begin
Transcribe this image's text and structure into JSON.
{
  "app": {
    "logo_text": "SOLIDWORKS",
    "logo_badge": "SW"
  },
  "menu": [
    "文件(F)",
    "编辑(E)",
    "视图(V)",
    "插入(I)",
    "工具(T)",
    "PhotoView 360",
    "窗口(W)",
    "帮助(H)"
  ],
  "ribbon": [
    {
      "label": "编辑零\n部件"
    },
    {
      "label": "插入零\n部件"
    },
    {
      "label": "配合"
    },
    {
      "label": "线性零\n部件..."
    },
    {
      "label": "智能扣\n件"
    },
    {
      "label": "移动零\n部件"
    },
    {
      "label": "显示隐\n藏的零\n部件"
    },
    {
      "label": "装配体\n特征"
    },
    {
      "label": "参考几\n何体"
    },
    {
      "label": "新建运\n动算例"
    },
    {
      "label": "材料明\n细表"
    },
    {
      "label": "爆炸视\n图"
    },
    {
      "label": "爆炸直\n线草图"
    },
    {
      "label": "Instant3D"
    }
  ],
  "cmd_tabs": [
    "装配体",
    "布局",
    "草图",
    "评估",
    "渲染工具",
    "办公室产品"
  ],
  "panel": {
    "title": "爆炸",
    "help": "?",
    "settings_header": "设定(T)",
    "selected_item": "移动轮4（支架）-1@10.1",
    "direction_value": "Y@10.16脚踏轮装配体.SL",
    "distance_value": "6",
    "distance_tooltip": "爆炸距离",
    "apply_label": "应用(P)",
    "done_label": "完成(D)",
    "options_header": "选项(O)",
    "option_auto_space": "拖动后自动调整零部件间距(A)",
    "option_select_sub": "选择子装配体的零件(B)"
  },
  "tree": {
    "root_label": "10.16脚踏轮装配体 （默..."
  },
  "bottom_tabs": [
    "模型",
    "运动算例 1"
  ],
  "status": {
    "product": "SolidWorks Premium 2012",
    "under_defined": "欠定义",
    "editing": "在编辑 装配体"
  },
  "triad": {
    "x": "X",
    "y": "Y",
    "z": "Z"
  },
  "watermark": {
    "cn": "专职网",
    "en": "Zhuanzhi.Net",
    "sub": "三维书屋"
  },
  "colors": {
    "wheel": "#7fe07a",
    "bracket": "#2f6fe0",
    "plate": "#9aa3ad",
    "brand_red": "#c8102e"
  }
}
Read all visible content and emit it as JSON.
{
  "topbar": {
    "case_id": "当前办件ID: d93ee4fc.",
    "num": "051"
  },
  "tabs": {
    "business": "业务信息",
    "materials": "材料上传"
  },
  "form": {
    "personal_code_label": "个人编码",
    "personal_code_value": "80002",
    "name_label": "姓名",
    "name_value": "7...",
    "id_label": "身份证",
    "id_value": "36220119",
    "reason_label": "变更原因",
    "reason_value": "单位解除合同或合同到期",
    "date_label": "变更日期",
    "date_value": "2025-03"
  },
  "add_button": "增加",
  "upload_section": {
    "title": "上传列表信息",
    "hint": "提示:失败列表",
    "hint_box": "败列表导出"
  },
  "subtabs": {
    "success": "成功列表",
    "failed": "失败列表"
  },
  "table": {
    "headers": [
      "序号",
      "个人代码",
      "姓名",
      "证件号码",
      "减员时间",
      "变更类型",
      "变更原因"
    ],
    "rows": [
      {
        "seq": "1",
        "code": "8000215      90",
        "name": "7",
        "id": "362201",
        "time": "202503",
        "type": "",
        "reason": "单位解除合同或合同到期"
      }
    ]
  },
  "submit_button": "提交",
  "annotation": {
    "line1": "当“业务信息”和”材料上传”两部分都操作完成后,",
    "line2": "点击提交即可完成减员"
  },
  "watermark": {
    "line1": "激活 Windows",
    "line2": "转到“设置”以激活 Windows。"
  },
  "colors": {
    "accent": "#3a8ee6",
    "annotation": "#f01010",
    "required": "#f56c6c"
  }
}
end
begin
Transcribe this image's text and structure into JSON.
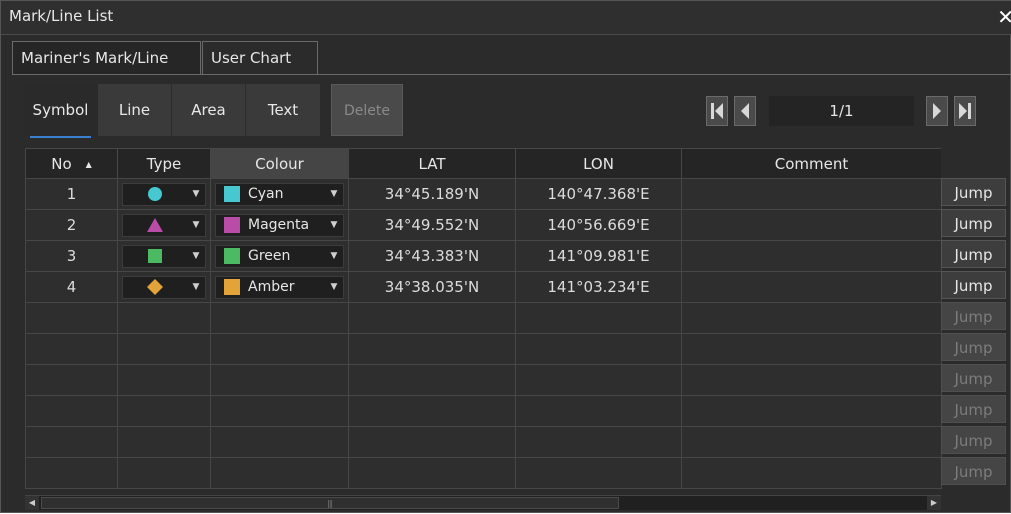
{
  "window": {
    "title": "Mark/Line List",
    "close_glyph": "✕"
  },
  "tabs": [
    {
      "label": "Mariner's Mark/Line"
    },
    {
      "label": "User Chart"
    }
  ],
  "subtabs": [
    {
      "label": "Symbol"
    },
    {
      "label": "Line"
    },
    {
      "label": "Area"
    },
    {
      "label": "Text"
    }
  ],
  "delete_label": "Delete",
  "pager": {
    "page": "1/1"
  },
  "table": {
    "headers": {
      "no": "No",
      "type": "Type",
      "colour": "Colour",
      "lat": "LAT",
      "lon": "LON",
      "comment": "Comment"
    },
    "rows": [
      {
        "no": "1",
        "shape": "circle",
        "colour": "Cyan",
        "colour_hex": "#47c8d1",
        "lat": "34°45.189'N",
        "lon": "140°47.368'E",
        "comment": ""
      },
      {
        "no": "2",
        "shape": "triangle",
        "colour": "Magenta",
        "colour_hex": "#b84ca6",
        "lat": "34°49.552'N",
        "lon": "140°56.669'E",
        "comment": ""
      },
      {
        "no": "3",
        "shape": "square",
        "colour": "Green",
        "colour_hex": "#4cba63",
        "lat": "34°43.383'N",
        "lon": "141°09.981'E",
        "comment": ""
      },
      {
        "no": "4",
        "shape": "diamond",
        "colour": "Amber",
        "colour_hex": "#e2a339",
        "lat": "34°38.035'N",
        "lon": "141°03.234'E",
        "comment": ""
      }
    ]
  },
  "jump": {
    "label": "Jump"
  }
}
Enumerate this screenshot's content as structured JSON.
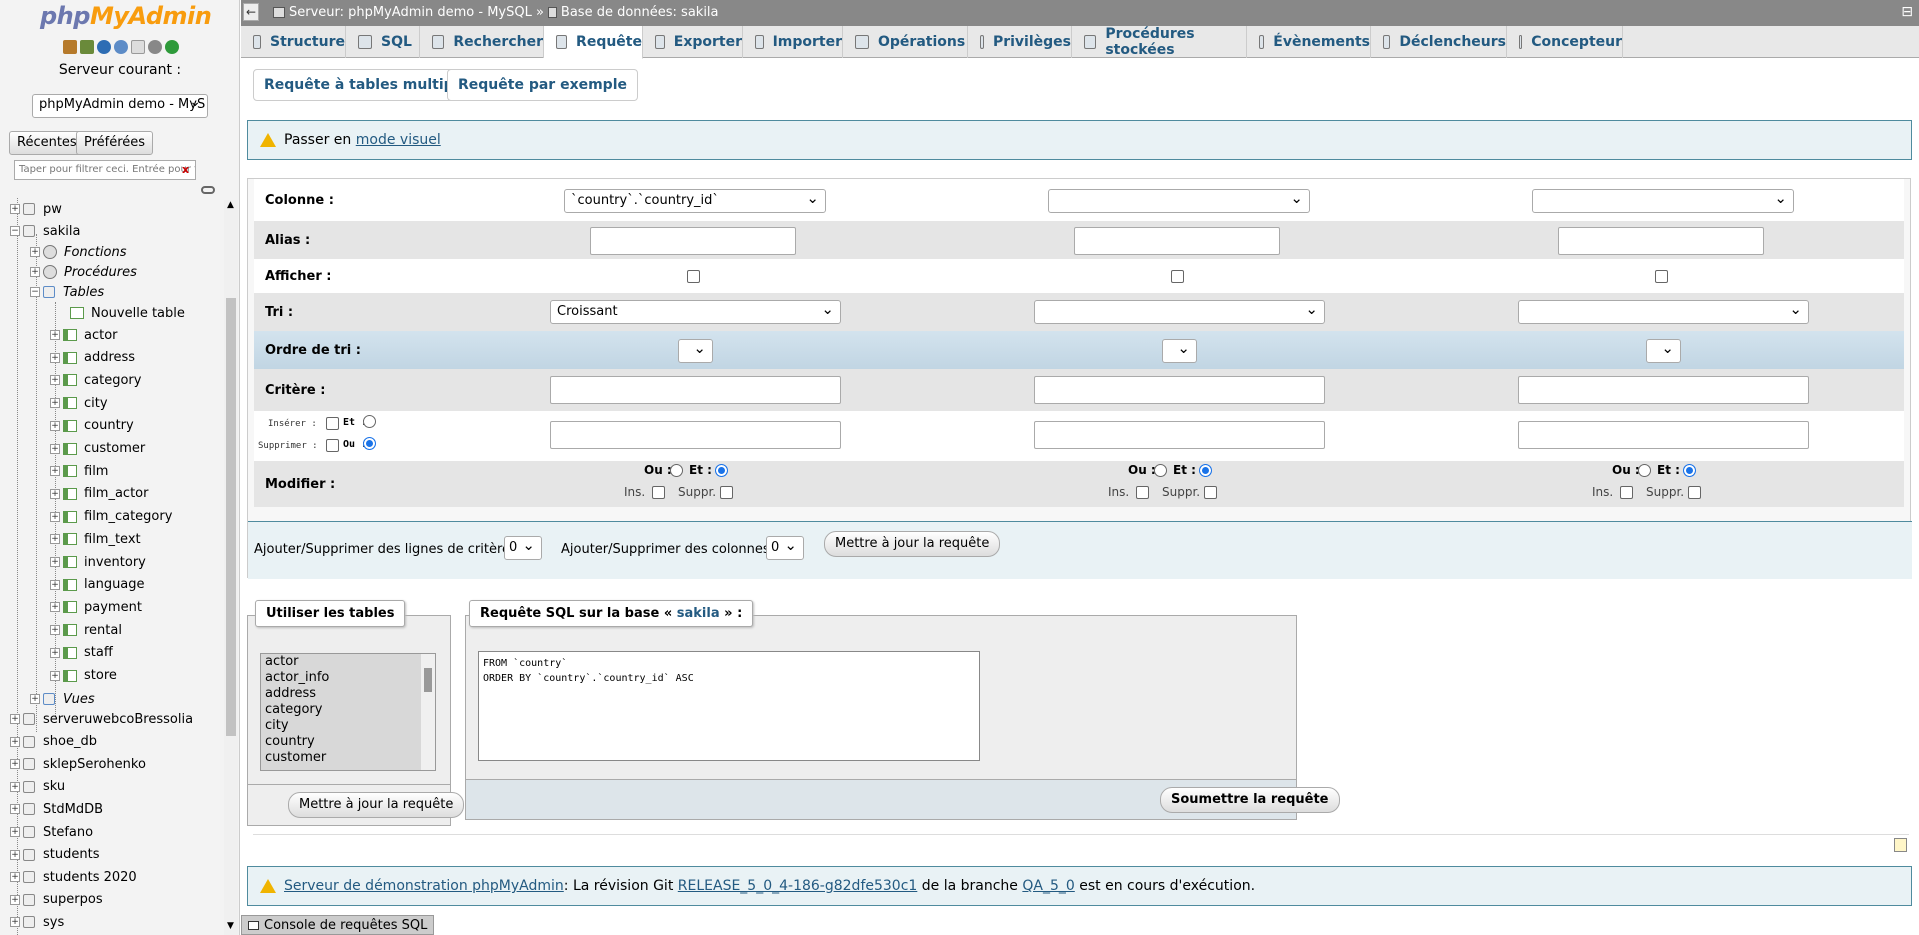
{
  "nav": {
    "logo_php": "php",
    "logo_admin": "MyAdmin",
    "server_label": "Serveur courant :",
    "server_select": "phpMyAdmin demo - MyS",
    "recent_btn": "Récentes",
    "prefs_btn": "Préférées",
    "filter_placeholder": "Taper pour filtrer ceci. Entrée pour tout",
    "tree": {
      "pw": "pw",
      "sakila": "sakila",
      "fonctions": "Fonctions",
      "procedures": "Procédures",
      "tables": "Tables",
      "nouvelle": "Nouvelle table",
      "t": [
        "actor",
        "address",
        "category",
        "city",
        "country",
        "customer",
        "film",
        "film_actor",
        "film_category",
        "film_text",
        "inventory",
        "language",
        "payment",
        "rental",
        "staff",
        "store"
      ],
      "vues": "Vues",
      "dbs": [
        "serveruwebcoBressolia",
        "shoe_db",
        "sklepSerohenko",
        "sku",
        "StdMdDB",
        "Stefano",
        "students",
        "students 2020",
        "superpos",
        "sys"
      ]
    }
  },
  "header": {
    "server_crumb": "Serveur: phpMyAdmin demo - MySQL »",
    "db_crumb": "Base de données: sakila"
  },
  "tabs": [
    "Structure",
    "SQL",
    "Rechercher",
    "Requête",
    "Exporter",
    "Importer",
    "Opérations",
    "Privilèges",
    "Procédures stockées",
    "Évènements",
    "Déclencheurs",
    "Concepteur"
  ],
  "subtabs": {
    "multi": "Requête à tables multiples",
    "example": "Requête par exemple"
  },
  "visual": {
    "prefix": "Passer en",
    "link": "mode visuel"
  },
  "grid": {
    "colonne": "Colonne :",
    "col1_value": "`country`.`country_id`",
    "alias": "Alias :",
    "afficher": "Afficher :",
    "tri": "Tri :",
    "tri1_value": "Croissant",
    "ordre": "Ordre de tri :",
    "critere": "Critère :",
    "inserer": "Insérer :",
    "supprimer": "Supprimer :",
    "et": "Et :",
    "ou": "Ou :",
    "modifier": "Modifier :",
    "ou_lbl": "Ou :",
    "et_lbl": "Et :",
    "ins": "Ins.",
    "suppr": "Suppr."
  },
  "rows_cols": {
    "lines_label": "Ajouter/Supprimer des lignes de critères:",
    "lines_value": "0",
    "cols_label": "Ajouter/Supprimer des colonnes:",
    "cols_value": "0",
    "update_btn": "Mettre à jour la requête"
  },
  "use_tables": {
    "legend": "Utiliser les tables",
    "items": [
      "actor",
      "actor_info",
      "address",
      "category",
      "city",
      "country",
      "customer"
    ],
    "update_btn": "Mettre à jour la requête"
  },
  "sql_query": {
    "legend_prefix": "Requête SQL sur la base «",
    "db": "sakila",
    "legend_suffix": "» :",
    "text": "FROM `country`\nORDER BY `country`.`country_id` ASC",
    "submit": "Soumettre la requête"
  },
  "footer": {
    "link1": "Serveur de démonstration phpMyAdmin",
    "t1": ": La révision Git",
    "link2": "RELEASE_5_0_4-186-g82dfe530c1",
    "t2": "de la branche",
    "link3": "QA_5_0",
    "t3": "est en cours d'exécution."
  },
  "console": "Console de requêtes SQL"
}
end
◆ Exercise task:
In the records above, how many lines include the string "phpMyAdmin"? Answer with only the number.

◆ Full answer:
3